>> Start Supplied text

# Import libraries

In [1]:
import os
os.environ["TOKENIZERS_PARALLELISM"] = "false"
import time
import pandas as pd
#import torch

from huggingface_hub import login
from datasets import load_dataset
from unsloth import FastLanguageModel
from unsloth import is_bfloat16_supported
from peft import PeftModel

🦥 Unsloth: Will patch your computer to enable 2x faster free finetuning.


# Set Paths and Hyperparameters

In [None]:
# Base path
base_path = os.path.abspath(os.path.join(os.getcwd(), '..', '..', '..', '..', '..'))

# Best model stored under
best_model = "epoch_2" ##############Change this eventually!!#####################

# Source and target language
source_language = "English"
target_language = "Early Modern Bohemian German"

# Translation direction
translation_direction = "DE_to_EN" if source_language == "Early Modern Bohemian German" else "EN_to_DE"

# Model parameters
unsloth_model_name = 'unsloth/gemma-2-2b-it-bnb-4bit'
company_name = 'alphabet'

model_name = unsloth_model_name.split('/')[1]
max_new_tokens = 2000           # Maximum number of model output
max_seq_length = 5000         # Maximum of input tokens
dtype = None                    # None for auto detection. Float16 for Tesla T4, V100, Bfloat16 for Ampere+
load_in_4bit = True             # Use 4bit quantization to reduce memory usage. Can be False.

# Load lora model from path
load_lora_model_path = os.path.join(
    base_path, 
    'models', 
    company_name, 
    model_name, 
    'finetuning', 
    translation_direction, 
    best_model)

# Save inference dataset
save_path = os.path.join(
    base_path, 
    'results', 
    company_name,
    model_name, 
    'finetuning', 
    translation_direction, 
    f'{translation_direction}_finetuning.json'
)

# Print paths
print(f'Company name: {company_name}')
print(f'Model name: {model_name}')
print(f'Base path: {base_path}')
print(f'Translation direction: {translation_direction}')
print(f'LoRA model path: {load_lora_model_path}')
print(f'Save finetuning inference dataset path: {save_path}')

# Hugging face login
hub_token = "hf_..."

>> End Supplied text
>> Start Supplied material

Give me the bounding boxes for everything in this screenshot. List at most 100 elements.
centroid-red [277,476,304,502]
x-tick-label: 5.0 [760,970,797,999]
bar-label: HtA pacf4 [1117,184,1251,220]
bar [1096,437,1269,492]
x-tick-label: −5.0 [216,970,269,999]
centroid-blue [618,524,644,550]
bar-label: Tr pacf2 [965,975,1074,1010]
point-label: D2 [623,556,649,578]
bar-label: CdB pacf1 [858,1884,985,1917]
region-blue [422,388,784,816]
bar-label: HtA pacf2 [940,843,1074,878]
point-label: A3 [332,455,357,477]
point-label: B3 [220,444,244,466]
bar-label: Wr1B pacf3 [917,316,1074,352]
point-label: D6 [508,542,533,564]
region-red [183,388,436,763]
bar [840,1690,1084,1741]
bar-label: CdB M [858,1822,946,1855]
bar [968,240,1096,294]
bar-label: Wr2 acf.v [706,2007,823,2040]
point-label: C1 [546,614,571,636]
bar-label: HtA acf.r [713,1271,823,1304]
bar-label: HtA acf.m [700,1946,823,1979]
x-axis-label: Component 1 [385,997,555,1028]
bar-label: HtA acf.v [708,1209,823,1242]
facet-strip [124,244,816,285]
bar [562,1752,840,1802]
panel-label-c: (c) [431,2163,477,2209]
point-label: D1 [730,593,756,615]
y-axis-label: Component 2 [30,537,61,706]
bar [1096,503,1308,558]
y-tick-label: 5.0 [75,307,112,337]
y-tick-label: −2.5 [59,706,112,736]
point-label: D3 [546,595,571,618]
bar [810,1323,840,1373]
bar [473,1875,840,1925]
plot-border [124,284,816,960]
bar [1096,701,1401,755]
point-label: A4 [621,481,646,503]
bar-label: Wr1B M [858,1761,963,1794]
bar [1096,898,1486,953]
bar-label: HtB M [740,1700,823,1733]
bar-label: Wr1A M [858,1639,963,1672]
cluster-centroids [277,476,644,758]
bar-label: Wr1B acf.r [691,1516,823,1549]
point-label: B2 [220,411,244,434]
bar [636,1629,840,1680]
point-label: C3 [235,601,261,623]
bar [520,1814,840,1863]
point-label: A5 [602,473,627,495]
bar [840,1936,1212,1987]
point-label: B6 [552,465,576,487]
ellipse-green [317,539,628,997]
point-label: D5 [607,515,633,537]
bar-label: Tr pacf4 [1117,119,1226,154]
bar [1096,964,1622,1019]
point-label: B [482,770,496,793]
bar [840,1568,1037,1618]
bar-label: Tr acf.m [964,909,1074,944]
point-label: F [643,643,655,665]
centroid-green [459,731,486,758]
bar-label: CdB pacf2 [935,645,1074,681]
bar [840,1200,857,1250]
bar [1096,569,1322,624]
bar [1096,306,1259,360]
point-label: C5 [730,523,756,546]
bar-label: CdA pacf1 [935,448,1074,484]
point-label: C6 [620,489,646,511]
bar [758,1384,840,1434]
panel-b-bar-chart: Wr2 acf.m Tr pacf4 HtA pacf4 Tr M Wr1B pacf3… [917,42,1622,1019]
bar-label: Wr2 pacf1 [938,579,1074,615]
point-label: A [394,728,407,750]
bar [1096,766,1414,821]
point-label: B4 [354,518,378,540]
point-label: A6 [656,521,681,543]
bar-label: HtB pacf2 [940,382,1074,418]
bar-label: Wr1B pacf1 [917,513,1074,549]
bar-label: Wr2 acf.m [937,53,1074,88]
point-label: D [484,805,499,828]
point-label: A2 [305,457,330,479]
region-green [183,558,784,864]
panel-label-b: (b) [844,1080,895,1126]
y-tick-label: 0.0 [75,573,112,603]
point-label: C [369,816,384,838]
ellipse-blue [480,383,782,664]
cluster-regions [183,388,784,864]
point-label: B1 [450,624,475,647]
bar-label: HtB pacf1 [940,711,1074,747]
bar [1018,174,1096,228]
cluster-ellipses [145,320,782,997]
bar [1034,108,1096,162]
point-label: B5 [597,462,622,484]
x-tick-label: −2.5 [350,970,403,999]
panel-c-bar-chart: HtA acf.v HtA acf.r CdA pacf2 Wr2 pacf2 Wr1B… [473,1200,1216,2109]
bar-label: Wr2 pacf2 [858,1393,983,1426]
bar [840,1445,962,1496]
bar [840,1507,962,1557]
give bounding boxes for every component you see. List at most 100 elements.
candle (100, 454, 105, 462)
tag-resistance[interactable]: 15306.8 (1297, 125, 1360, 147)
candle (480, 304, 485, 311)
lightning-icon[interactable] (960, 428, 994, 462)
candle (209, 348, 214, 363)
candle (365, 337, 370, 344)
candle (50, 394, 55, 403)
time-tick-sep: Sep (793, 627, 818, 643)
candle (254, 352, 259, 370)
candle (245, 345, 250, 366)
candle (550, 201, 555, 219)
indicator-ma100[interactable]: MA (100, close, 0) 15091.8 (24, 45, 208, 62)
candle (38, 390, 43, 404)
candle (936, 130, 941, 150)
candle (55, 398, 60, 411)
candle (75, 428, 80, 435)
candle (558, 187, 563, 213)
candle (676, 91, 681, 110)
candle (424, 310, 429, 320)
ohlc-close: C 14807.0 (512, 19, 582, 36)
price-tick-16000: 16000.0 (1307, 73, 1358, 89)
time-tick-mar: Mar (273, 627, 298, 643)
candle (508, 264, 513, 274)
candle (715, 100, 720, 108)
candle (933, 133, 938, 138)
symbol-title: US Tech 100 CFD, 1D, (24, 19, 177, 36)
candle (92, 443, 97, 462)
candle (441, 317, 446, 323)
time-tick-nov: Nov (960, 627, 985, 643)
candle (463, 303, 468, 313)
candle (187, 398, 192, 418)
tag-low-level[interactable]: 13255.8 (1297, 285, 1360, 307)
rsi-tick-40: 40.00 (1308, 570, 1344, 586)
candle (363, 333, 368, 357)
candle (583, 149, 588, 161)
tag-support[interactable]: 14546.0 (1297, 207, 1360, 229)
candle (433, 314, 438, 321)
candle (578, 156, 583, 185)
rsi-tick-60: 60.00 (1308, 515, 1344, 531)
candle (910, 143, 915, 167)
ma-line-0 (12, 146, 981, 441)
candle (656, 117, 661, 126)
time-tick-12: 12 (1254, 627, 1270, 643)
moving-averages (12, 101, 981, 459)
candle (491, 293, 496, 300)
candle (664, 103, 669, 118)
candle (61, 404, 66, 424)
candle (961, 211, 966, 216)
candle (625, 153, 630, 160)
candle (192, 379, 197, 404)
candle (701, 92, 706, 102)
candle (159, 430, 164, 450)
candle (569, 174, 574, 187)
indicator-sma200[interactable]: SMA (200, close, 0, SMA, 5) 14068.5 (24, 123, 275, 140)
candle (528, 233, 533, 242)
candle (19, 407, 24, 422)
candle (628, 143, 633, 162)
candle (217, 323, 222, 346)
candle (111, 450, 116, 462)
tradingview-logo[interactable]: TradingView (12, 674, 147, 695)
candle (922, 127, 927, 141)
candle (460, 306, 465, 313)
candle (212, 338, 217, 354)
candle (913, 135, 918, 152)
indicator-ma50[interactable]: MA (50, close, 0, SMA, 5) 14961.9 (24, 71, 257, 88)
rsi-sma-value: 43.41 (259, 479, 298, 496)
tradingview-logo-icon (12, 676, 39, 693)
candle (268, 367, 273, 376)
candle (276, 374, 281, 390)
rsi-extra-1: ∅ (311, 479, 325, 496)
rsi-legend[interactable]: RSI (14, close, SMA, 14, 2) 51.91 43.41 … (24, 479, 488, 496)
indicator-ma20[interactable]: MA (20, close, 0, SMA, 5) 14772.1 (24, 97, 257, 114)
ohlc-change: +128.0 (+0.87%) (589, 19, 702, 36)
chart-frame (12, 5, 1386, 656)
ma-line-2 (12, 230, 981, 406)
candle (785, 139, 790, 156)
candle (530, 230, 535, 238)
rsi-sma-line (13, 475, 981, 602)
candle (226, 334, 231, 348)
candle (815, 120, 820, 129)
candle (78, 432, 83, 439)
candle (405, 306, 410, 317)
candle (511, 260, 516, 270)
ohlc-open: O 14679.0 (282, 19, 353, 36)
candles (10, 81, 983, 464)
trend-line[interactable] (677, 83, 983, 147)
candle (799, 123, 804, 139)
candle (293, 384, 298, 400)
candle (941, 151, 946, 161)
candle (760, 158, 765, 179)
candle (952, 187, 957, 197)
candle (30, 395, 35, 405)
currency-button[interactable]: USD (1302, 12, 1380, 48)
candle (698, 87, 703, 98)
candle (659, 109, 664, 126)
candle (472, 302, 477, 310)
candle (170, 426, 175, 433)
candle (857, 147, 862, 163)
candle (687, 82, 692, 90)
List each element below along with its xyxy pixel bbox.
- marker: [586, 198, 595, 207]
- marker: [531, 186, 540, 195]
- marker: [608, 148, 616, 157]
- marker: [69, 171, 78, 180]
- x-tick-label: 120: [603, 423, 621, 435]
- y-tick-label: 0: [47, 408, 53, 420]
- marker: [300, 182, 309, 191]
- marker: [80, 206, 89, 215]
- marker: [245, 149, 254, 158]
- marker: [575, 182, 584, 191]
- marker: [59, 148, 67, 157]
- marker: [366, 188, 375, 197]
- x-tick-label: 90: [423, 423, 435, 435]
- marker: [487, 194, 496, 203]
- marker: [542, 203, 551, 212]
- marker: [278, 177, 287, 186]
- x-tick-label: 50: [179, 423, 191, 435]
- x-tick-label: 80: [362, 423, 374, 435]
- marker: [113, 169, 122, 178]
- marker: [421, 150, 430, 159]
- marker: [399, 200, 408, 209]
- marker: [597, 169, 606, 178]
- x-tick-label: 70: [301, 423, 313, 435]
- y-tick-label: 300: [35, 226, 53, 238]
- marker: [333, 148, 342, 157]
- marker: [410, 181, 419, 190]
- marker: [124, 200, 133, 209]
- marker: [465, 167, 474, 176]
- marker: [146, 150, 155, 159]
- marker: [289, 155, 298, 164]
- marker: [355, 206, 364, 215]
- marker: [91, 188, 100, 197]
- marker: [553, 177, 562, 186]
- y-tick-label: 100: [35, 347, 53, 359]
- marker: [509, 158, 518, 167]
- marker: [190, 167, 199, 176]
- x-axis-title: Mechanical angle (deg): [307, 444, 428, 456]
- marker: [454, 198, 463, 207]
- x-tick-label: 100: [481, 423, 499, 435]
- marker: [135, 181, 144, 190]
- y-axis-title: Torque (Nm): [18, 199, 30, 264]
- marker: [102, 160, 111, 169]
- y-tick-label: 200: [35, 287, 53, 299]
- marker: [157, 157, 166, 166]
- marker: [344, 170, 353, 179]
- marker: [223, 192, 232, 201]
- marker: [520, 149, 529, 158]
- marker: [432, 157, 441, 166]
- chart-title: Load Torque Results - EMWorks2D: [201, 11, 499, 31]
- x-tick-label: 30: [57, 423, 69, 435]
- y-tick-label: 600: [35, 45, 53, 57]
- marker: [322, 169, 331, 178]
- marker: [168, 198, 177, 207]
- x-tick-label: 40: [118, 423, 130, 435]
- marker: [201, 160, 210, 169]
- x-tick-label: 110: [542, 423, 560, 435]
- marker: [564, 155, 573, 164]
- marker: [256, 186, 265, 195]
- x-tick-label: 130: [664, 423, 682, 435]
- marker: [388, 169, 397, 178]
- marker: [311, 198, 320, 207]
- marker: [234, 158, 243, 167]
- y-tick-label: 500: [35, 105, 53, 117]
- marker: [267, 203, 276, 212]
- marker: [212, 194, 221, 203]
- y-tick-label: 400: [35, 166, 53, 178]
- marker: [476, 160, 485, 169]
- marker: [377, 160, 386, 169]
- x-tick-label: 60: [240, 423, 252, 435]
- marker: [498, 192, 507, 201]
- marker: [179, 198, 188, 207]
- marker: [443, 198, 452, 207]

>> End Supplied material

- **Parts of the exercise**:
**1)** Decide whether each statement agrees with the notebook, answering yes or no and quoting the deciding words from it: (a) dtype is left as None for automatic detection; (b) 4-bit loading is turned off; (c) max_new_tokens is set to 5000.
**2)** Set down the part of the notebook starting with "# Translation direction" and going on through "Can be False.", copying it word for word.

- **Answers provided**:
**1)**
(a) Yes: "dtype = None                    # None for auto detection."
(b) No: "load_in_4bit = True"
(c) No: "max_new_tokens = 2000"

**2)**
# Translation direction
translation_direction = "DE_to_EN" if source_language == "Early Modern Bohemian German" else "EN_to_DE"

# Model parameters
unsloth_model_name = 'unsloth/gemma-2-2b-it-bnb-4bit'
company_name = 'alphabet'

model_name = unsloth_model_name.split('/')[1]
max_new_tokens = 2000           # Maximum number of model output
max_seq_length = 5000         # Maximum of input tokens
dtype = None                    # None for auto detection. Float16 for Tesla T4, V100, Bfloat16 for Ampere+
load_in_4bit = True             # Use 4bit quantization to reduce memory usage. Can be False.